Locate every line below that contains the word "محترم" and copy it.
=====
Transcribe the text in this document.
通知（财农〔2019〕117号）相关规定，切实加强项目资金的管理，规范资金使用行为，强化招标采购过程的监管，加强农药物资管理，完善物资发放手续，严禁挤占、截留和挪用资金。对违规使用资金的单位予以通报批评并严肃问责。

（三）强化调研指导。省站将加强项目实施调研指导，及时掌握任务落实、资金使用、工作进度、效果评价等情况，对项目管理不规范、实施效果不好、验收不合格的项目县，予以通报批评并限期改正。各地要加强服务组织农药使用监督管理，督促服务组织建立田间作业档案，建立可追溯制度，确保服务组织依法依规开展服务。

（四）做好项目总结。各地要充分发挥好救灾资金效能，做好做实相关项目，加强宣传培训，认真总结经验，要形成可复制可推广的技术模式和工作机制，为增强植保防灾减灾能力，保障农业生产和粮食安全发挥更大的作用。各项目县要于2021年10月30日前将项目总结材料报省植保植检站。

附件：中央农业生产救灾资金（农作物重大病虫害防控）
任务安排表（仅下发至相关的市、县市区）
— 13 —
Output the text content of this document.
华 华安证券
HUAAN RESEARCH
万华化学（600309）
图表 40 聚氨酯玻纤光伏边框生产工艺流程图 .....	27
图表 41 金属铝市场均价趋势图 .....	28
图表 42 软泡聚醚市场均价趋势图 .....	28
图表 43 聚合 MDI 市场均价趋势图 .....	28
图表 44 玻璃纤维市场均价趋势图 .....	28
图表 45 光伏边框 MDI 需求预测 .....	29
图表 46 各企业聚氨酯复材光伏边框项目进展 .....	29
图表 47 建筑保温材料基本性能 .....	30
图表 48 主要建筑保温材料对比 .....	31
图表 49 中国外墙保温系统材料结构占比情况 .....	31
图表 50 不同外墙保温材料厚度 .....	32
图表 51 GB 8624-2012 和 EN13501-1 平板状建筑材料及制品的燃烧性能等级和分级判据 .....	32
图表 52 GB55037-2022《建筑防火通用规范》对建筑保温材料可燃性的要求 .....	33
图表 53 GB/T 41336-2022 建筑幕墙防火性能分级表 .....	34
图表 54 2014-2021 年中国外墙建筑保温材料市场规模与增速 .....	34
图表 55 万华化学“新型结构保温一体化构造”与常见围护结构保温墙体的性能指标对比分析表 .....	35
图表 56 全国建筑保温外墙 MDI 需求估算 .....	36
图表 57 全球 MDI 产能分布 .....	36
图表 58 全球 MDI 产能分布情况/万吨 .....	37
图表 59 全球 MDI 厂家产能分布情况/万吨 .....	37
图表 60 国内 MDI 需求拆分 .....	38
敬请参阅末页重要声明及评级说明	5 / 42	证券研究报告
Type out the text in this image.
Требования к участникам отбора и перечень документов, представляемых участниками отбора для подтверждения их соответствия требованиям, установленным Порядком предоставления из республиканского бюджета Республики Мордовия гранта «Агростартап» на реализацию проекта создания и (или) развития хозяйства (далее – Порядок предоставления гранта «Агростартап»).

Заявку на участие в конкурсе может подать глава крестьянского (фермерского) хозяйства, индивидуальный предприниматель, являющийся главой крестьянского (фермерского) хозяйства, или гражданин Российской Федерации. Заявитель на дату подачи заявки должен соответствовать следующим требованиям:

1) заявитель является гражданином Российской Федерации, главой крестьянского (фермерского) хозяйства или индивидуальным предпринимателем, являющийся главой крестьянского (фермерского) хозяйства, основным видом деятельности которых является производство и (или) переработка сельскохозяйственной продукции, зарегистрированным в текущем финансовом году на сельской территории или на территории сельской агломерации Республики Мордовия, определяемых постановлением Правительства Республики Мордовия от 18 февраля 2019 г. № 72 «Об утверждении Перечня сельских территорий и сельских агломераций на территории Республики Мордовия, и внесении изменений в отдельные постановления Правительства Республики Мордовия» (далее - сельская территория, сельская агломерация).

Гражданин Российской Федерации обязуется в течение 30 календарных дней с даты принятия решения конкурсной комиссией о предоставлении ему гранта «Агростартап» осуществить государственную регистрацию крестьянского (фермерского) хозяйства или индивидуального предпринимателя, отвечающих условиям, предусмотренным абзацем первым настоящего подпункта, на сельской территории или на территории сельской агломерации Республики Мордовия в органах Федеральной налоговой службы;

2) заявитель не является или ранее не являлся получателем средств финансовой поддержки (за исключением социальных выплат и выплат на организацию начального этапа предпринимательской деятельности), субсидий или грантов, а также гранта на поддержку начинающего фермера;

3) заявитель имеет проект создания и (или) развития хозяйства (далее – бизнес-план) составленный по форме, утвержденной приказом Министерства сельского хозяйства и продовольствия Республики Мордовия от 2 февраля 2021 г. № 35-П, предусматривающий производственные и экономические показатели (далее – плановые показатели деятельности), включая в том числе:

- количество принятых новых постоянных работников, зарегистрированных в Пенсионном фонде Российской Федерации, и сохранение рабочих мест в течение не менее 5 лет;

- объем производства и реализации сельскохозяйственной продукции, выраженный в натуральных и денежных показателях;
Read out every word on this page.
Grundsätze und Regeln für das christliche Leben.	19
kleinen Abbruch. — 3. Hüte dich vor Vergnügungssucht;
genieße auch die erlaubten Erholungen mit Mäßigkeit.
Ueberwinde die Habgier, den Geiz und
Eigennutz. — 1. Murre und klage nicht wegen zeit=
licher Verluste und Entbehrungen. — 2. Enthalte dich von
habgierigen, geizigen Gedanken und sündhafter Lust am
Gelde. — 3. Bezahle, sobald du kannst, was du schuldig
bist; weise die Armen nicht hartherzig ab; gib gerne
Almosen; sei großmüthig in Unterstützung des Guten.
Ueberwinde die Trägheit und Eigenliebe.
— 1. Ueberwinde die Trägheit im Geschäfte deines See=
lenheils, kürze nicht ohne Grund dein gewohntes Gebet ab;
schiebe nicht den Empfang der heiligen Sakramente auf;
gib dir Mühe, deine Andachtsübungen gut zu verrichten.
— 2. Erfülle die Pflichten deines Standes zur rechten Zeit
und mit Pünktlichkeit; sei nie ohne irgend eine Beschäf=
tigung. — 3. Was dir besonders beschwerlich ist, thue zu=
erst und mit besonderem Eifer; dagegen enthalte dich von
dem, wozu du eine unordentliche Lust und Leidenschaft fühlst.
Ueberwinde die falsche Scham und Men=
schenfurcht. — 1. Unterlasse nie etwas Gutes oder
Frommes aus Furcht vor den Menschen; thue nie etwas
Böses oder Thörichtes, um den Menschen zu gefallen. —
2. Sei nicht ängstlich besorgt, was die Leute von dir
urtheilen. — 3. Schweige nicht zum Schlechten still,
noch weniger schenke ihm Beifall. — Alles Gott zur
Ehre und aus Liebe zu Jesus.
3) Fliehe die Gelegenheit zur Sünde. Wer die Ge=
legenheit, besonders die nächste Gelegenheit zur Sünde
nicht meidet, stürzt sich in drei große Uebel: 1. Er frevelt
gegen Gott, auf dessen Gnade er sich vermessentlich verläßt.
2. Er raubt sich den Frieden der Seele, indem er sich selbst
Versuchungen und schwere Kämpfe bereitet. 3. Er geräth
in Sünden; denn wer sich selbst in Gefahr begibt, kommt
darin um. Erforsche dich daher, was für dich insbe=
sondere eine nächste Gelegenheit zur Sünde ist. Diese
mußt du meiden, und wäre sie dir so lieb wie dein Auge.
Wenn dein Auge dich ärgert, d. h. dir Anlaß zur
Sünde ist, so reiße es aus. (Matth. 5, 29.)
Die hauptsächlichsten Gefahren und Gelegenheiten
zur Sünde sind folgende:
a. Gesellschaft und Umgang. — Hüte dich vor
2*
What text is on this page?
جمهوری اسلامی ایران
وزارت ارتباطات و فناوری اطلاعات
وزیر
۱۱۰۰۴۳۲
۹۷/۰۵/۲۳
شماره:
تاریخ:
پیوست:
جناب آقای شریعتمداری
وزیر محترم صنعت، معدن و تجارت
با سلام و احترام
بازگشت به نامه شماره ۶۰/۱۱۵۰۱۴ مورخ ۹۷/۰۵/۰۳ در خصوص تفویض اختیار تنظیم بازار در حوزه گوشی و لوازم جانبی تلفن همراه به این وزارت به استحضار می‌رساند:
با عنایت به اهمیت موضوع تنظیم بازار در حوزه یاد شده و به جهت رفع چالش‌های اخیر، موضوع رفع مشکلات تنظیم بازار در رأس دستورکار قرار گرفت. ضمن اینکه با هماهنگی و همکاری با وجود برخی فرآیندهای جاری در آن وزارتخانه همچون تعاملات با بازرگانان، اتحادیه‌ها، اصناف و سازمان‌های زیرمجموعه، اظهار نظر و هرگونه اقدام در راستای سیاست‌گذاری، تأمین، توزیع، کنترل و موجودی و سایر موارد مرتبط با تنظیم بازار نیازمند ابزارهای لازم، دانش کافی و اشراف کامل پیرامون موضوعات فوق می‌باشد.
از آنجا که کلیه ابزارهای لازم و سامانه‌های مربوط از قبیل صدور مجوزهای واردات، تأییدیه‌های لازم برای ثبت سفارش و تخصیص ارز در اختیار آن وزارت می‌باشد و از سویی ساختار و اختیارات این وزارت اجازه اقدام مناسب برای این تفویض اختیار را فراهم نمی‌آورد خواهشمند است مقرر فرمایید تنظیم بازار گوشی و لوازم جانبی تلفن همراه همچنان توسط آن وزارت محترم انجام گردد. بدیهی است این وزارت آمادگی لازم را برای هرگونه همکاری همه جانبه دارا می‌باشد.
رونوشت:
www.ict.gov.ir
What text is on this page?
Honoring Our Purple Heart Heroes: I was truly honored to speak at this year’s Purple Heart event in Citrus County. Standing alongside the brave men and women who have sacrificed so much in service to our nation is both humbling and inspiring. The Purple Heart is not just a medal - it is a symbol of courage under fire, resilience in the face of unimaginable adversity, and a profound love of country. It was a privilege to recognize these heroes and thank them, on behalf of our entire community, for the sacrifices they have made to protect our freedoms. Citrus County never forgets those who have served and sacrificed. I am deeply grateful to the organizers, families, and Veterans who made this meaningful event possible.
=====
→ **Result**:
وزیر محترم صنعت، معدن و تجارت
از آنجا که کلیه ابزارهای لازم و سامانه‌های مربوط از قبیل صدور مجوزهای واردات، تأییدیه‌های لازم برای ثبت سفارش و تخصیص ارز در اختیار آن وزارت می‌باشد و از سویی ساختار و اختیارات این وزارت اجازه اقدام مناسب برای این تفویض اختیار را فراهم نمی‌آورد خواهشمند است مقرر فرمایید تنظیم بازار گوشی و لوازم جانبی تلفن همراه همچنان توسط آن وزارت محترم انجام گردد. بدیهی است این وزارت آمادگی لازم را برای هرگونه همکاری همه جانبه دارا می‌باشد.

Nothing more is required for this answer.